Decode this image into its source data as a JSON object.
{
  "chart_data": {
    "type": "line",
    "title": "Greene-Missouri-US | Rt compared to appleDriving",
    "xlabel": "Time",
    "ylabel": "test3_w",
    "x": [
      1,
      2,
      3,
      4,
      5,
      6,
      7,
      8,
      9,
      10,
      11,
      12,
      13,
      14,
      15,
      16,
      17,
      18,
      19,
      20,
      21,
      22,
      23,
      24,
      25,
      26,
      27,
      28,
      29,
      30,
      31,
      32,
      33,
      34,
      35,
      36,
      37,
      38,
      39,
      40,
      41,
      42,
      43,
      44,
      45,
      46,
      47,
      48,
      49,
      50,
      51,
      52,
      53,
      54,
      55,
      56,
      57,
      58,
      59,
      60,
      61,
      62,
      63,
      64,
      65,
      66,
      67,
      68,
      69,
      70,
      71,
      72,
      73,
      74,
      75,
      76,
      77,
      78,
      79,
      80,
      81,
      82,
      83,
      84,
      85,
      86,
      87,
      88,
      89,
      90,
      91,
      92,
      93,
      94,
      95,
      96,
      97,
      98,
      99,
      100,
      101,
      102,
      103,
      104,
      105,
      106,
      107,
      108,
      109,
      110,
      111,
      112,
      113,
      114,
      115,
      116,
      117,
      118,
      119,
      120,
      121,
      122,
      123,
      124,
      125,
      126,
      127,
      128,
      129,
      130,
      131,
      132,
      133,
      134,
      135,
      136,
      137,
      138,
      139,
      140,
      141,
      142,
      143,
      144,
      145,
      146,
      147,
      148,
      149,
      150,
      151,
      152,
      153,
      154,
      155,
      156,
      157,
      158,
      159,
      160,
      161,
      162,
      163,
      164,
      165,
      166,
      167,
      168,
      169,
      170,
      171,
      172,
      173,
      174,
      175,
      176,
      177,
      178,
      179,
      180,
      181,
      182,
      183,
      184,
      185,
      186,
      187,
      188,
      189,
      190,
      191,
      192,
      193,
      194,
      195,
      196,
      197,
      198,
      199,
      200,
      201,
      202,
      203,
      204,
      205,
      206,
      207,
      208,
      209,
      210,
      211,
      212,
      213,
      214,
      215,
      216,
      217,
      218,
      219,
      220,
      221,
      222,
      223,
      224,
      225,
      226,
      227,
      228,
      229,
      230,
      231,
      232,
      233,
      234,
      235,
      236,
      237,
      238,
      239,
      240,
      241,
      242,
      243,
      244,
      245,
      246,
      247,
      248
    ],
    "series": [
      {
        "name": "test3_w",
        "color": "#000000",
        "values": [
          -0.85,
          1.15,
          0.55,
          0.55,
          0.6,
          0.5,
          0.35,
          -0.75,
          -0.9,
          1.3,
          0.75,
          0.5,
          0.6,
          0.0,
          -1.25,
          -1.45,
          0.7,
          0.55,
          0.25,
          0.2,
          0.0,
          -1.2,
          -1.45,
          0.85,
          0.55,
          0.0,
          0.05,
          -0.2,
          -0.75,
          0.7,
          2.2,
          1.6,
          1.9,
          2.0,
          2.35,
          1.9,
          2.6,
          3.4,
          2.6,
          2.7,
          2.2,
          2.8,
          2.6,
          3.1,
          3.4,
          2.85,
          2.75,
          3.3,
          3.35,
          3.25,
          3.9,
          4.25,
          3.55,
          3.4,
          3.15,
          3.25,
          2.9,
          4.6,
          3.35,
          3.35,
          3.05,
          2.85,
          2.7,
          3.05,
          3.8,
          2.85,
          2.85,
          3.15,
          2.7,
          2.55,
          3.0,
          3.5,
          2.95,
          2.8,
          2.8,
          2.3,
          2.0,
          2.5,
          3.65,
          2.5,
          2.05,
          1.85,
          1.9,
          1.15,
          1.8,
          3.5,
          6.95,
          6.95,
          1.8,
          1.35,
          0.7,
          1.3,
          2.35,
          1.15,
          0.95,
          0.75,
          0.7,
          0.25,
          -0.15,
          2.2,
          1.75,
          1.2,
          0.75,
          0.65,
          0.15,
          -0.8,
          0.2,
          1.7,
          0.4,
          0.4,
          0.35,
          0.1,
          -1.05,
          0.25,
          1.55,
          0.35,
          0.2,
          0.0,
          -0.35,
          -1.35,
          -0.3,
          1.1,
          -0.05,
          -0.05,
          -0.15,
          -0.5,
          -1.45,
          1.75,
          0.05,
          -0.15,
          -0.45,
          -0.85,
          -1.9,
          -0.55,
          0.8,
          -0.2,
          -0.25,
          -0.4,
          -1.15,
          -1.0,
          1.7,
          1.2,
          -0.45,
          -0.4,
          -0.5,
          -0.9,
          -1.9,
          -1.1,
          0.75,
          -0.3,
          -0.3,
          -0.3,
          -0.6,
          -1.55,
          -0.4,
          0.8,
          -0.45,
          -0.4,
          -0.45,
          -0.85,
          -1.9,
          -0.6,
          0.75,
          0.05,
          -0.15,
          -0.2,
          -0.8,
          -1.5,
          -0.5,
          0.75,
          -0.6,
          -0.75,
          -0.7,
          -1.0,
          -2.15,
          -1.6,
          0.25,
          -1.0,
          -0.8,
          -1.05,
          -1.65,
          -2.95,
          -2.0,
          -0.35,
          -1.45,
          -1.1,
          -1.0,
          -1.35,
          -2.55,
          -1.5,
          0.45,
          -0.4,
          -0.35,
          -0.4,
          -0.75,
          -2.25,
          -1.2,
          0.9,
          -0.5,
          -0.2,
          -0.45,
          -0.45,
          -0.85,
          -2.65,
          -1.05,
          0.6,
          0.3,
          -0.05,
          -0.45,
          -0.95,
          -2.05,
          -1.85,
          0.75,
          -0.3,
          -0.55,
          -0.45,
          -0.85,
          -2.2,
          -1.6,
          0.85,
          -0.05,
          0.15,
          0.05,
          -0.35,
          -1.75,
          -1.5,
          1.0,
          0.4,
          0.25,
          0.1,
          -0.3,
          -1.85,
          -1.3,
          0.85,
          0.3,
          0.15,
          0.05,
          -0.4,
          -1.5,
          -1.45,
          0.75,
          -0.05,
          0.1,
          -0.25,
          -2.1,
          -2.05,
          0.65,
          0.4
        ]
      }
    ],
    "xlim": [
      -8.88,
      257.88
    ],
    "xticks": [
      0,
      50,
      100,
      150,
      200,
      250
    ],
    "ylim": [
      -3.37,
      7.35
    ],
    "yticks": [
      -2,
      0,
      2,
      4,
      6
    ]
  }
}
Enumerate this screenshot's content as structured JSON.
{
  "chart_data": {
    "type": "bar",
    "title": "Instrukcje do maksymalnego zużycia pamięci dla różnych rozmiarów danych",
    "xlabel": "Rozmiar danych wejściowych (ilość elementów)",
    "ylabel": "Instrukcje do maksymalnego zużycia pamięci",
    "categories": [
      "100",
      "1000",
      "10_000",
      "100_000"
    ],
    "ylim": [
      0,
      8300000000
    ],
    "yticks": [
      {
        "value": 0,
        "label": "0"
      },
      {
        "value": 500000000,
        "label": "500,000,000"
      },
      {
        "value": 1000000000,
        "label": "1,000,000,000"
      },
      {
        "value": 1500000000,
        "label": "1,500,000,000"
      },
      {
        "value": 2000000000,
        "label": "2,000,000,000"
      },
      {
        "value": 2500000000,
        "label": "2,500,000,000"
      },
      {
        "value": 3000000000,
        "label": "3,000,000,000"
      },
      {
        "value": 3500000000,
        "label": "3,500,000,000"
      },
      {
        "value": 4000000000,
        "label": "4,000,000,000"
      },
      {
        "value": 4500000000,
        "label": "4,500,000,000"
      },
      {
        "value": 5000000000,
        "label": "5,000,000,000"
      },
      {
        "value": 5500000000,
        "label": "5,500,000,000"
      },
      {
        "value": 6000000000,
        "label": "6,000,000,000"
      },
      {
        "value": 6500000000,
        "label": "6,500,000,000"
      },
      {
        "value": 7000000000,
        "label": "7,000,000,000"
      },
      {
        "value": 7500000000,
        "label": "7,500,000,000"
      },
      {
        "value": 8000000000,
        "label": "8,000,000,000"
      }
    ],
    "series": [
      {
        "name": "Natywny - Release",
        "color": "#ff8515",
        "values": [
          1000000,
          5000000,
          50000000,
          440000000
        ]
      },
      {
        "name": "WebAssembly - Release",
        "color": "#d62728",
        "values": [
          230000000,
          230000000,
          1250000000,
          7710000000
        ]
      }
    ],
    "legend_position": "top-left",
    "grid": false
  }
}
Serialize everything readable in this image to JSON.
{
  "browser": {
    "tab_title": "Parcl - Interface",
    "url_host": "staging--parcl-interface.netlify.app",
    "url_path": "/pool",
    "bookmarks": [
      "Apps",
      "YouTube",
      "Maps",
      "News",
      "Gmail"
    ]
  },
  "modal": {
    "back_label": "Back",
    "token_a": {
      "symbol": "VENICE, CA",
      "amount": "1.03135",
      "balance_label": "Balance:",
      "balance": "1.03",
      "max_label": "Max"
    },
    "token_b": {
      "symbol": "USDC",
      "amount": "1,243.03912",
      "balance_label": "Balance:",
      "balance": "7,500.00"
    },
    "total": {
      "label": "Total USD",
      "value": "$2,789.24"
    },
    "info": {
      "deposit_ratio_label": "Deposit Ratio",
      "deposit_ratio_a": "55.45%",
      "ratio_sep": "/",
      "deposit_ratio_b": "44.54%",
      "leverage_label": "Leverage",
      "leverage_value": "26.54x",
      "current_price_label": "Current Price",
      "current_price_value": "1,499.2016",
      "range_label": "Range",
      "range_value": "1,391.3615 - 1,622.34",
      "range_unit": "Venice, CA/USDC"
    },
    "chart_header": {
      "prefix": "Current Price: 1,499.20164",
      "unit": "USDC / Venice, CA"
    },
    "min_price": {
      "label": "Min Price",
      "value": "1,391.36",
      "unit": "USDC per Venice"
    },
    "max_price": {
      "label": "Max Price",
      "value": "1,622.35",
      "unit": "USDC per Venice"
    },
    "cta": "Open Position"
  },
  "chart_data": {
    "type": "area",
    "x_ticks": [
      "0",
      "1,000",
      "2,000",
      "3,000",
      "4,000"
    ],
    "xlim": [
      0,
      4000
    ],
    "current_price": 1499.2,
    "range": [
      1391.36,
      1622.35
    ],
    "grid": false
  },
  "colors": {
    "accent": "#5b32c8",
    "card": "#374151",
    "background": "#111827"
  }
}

────────────────────────────────────────

__What is needed__:
Pick out and copy every line that contains the word "JSON".

__Task response__:
Decode this image into its source data as a JSON object.
Enumerate this screenshot's content as structured JSON.
Serialize everything readable in this image to JSON.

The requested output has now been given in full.